Dataset:
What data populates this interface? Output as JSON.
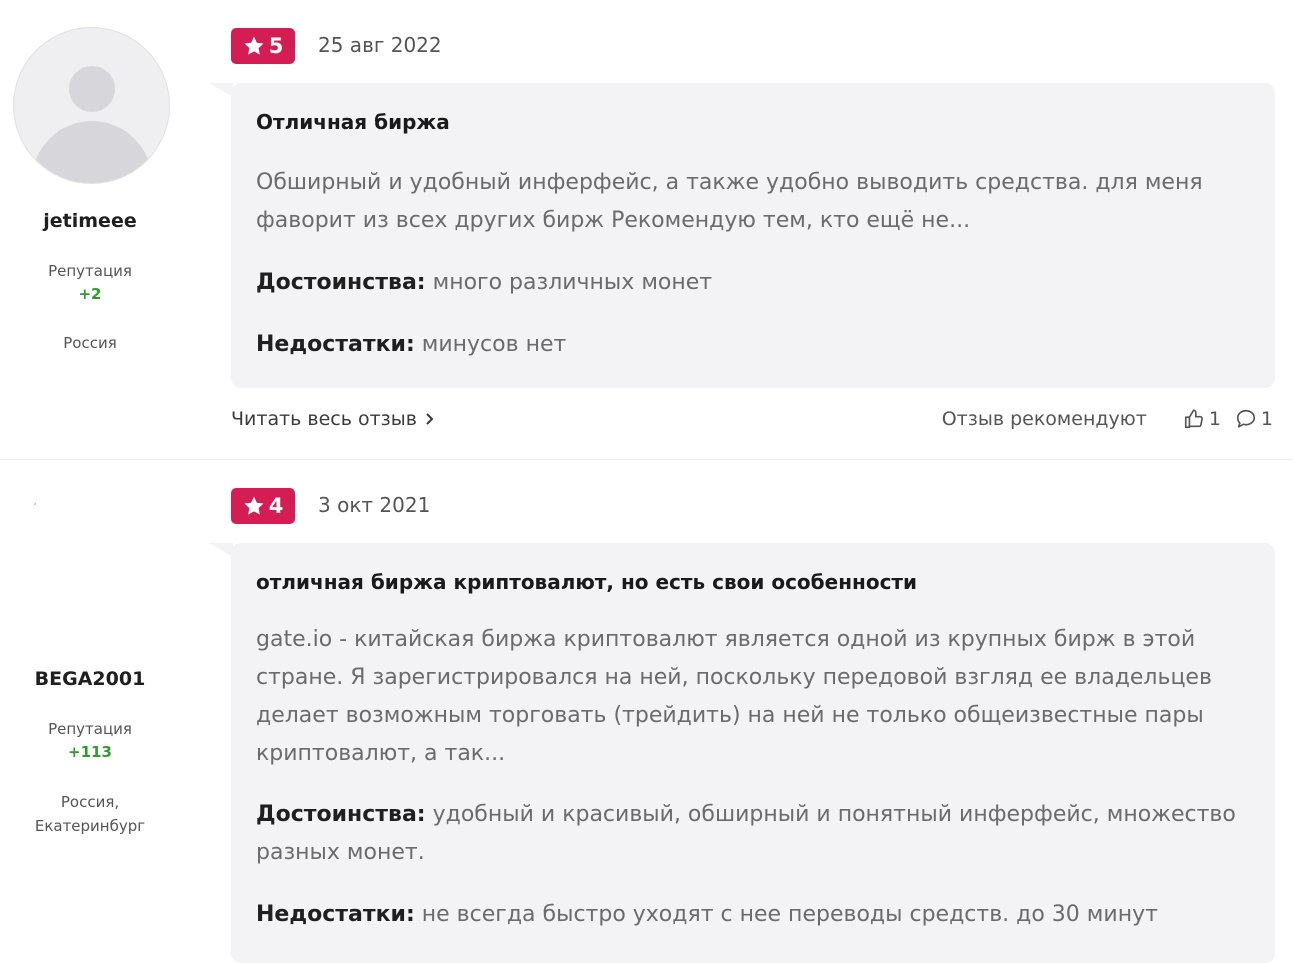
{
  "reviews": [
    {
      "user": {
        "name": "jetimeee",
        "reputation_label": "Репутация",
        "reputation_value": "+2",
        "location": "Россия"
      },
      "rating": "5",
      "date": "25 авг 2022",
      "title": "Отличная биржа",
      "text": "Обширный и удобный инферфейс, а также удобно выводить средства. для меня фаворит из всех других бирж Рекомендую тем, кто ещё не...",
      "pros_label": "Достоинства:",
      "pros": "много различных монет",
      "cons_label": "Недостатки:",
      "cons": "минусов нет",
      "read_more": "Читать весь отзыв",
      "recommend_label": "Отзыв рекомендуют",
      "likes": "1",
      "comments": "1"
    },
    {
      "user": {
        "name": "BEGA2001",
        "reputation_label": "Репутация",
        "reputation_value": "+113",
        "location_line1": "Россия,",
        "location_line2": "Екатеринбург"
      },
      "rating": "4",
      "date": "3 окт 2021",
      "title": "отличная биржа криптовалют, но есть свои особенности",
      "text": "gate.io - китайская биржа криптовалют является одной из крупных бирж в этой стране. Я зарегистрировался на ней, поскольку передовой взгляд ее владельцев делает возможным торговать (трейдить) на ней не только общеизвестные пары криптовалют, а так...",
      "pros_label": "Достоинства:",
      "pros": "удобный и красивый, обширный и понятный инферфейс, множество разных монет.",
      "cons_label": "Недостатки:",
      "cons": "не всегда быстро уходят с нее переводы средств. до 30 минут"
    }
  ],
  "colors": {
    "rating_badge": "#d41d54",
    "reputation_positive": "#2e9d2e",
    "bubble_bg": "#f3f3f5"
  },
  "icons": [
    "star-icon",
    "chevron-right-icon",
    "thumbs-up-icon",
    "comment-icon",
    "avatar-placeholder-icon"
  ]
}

Exercise: Return every line of the records exactly as given, pictures excluded.

Completed task:
What data populates this interface? Output as JSON.
{
  "reviews": [
    {
      "user": {
        "name": "jetimeee",
        "reputation_label": "Репутация",
        "reputation_value": "+2",
        "location": "Россия"
      },
      "rating": "5",
      "date": "25 авг 2022",
      "title": "Отличная биржа",
      "text": "Обширный и удобный инферфейс, а также удобно выводить средства. для меня фаворит из всех других бирж Рекомендую тем, кто ещё не...",
      "pros_label": "Достоинства:",
      "pros": "много различных монет",
      "cons_label": "Недостатки:",
      "cons": "минусов нет",
      "read_more": "Читать весь отзыв",
      "recommend_label": "Отзыв рекомендуют",
      "likes": "1",
      "comments": "1"
    },
    {
      "user": {
        "name": "BEGA2001",
        "reputation_label": "Репутация",
        "reputation_value": "+113",
        "location_line1": "Россия,",
        "location_line2": "Екатеринбург"
      },
      "rating": "4",
      "date": "3 окт 2021",
      "title": "отличная биржа криптовалют, но есть свои особенности",
      "text": "gate.io - китайская биржа криптовалют является одной из крупных бирж в этой стране. Я зарегистрировался на ней, поскольку передовой взгляд ее владельцев делает возможным торговать (трейдить) на ней не только общеизвестные пары криптовалют, а так...",
      "pros_label": "Достоинства:",
      "pros": "удобный и красивый, обширный и понятный инферфейс, множество разных монет.",
      "cons_label": "Недостатки:",
      "cons": "не всегда быстро уходят с нее переводы средств. до 30 минут"
    }
  ],
  "colors": {
    "rating_badge": "#d41d54",
    "reputation_positive": "#2e9d2e",
    "bubble_bg": "#f3f3f5"
  },
  "icons": [
    "star-icon",
    "chevron-right-icon",
    "thumbs-up-icon",
    "comment-icon",
    "avatar-placeholder-icon"
  ]
}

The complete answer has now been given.